--- start PAGE ---

How Many Kids Is Too Many?

A few days ago, my husband came home from work and related how a discussion about kids had broken out in the teachers’ lounge.  Apparently, one of the youngish, single male teachers had been quite adamant about the proper amount of children a person should have: two.

Any more than that, he swore, would be too much time, too much money, and too much hassle.

Not long before this little discussion took place, I had followed this post over at Early Mama, discussing the same question.  The theme of the post was, of course, that having two children seems to be some sort of ideal. Just right. Not too many, not too few.

I get it, I do. I was terrified to go from one to two kids, because I knew, in a sense, that I would be losing any type of freedom I had. With one kid, we were still at the cute family stage. Mom, dad, and adorable, mobile daughter. Once there were two, gone was the cute, young, blooming family, and in came The Brady Bunch feeling. Suddenly, everything became infinitely harder. Shopping, cooking, even getting dressed in the morning. And don’t even get me started on the horror that is simply trying to get out the door to any function on time. So I can’t imagine what three will do.

But what bothered me most about these “discussions” were the arguments that it wasn’t fair to any potential third (and beyond) children to bring them into the world, simply for a lack of extra finances.

One mother stated that she wanted her kids to have all the opportunities for success that she never had, another felt like it was irresponsible to “get” pregnant if you were poor, others felt it wasn’t right because the children would not have enough attention in a big family.

I find it scary that some people try to determine the “right” number of kids to have, as if such a thing exists. But even more so, I found the focus of money in relation to family planning scary.

Especially as someone who had a surprise pregnancy at a time in my life when I wasn’t financially stable (what college student is?) and I relied on help to make it through. I felt like an inadequate mother for that very reason. And I saw the truth of the feelings conveyed through the words of strangers online–

Poor mothers should be more responsible with their childbearing.

It scared me to think that we have become so focused on providing for our children that we think it’s about money.

Yes, of course, we need to shelter, clothe, and feed our children. But is a mother who is not able to do those things any less of a mother than me because I am able to? Does she love her children less?

We want to nurture and provide for our children in every way possible. But I think we do have to remember that our children don’t need special lessons, or fancy colleges, or the latest and greatest toys to grow up into loving, caring adults. The true lessons that we as parents want to instill into our children can be found in a family–kindness, love, laughter, and what it means to share a room, a house, and the world.

--- end PAGE ---
--- start SUPPLIED INFORMATION ---

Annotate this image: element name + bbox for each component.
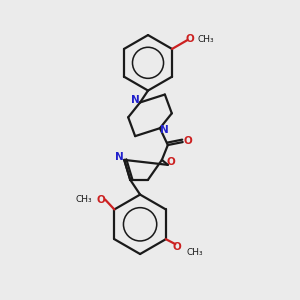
Text: O: O [97, 194, 106, 205]
Text: CH₃: CH₃ [186, 248, 203, 256]
Text: O: O [167, 157, 175, 167]
Text: O: O [185, 34, 194, 44]
Text: O: O [183, 136, 192, 146]
Text: CH₃: CH₃ [197, 34, 214, 43]
Text: N: N [115, 152, 124, 162]
Text: O: O [173, 242, 182, 252]
Text: CH₃: CH₃ [76, 195, 92, 204]
Text: N: N [160, 125, 169, 135]
Text: N: N [131, 95, 140, 106]
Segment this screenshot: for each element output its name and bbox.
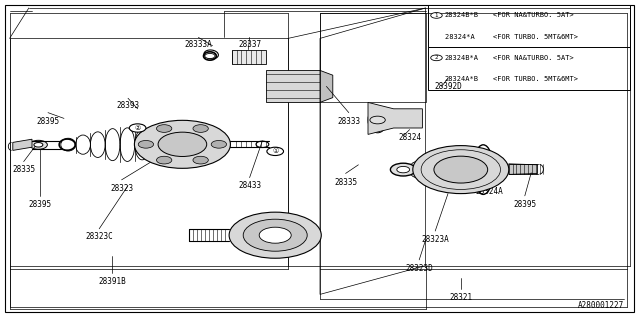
Text: <FOR NA&TURBO. 5AT>: <FOR NA&TURBO. 5AT> [493,12,573,19]
Circle shape [193,125,209,132]
Text: 28337A: 28337A [236,239,264,248]
Circle shape [413,146,509,194]
Polygon shape [509,164,538,174]
Text: 28324B*A: 28324B*A [445,55,479,61]
Text: 28324*A: 28324*A [445,34,479,40]
Text: A280001227: A280001227 [578,301,624,310]
Text: 28333A: 28333A [184,40,212,49]
Bar [428,47,630,90]
Circle shape [156,125,172,132]
Circle shape [267,147,284,156]
Text: 28433: 28433 [238,181,261,190]
Text: 28393: 28393 [116,101,140,110]
Text: 28335: 28335 [334,178,357,187]
Text: 28323C: 28323C [85,232,113,241]
Text: 28335: 28335 [12,165,35,174]
Circle shape [156,156,172,164]
Text: 28324: 28324 [398,133,421,142]
Text: 28324B*B: 28324B*B [445,12,479,19]
Text: 1: 1 [435,13,438,18]
Circle shape [431,12,442,18]
Circle shape [431,55,442,61]
Text: 28324A: 28324A [476,188,504,196]
Circle shape [29,140,47,149]
Text: ②: ② [134,125,141,131]
Polygon shape [368,102,422,134]
Circle shape [193,156,209,164]
Circle shape [397,166,410,173]
Circle shape [229,212,321,258]
Circle shape [129,124,146,132]
Text: 28395: 28395 [513,200,536,209]
Text: 28395: 28395 [36,117,60,126]
Circle shape [434,156,488,183]
Text: <FOR TURBO. 5MT&6MT>: <FOR TURBO. 5MT&6MT> [493,34,578,40]
Bar [428,5,630,47]
Polygon shape [13,139,32,150]
Text: 28337: 28337 [238,40,261,49]
Circle shape [243,219,307,251]
Text: <FOR TURBO. 5MT&6MT>: <FOR TURBO. 5MT&6MT> [493,76,578,82]
Circle shape [34,143,43,147]
Text: 28324A*B: 28324A*B [445,76,479,82]
Circle shape [158,132,207,156]
Polygon shape [266,70,320,102]
Text: IN: IN [195,135,204,144]
Text: 28323A: 28323A [421,236,449,244]
Circle shape [134,120,230,168]
Text: ①: ① [272,148,278,154]
Text: <FOR NA&TURBO. 5AT>: <FOR NA&TURBO. 5AT> [493,55,573,61]
Text: 28392D: 28392D [434,82,462,91]
Circle shape [259,227,291,243]
Text: 28321: 28321 [449,293,472,302]
Text: 28333: 28333 [337,117,360,126]
Text: 28391B: 28391B [98,277,126,286]
Circle shape [138,140,154,148]
Circle shape [370,116,385,124]
Polygon shape [320,70,333,102]
Text: 2: 2 [435,55,438,60]
Circle shape [211,140,227,148]
Text: 28323D: 28323D [405,264,433,273]
Text: 28323: 28323 [110,184,133,193]
Circle shape [205,53,215,59]
Text: 28395: 28395 [28,200,51,209]
Polygon shape [232,50,266,64]
Circle shape [390,163,416,176]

--- end SUPPLIED INFORMATION ---

EXERCISE A: In the blog post about family size, how many children did the young single male teacher insist a person should have?
EXERCISE B: Summarize the blog post about family size in two sentences.
EXERCISE C: Carry on the blog post about family size from its last sentence.

WRITTEN RESPONSE A: Two.

WRITTEN RESPONSE B: After hearing a teacher insist that two kids is the right number, the writer admits that going from one child to two made life much harder but is troubled by arguments that it is unfair or irresponsible to have more children without extra money. Drawing on her own surprise pregnancy during college, she argues that being a good mother is not about money and that what children really need from a family is kindness, love, laughter, and learning to share.

WRITTEN RESPONSE C:
After all, they grow up so fast…

 

Comments

  1. Well said Chaunie. As the 13th out of 14th children I say how dare anyone say I should not be alive,because I did not have the opportunity that your spoiled rich kid has. Many good people are made from poor families and many delinquents are made from rich.And vice versa. And no matter how much money I have my children are going to learn to work. Its funny because how can we even watch reality tv and come to the conclusion of the pretentious young man in your post. There are the Duggars,who,despite 19 children clearly have love and stability,and are raising responsible,caring adults; and then,for instance, there are the Kardashians, who are fun to watch,but really kind of a mess.(Sure there are more than 2 children but it is clear those children are raised with every indulgence.) It is as selfish and rude and ignorant for someone to tell me that I should have only 2 children as it would be for me to tell someone else they should have 10.

  2. Yes! I have had to deal with many unsolicited opinions from strangers, and friends, too, as my bulging belly has been accompanied by my two little ones. And we are only on #3! But people do seem to have strong opinions about *two* I was recently comforted by a salesman my parents age who said that he only had two but really regretted not having a third. Yes, we live in a small house, and yes, my children will have to share a room. But I think they will be better people, more likely to know how to share and compromise, for it. Thanks for writing.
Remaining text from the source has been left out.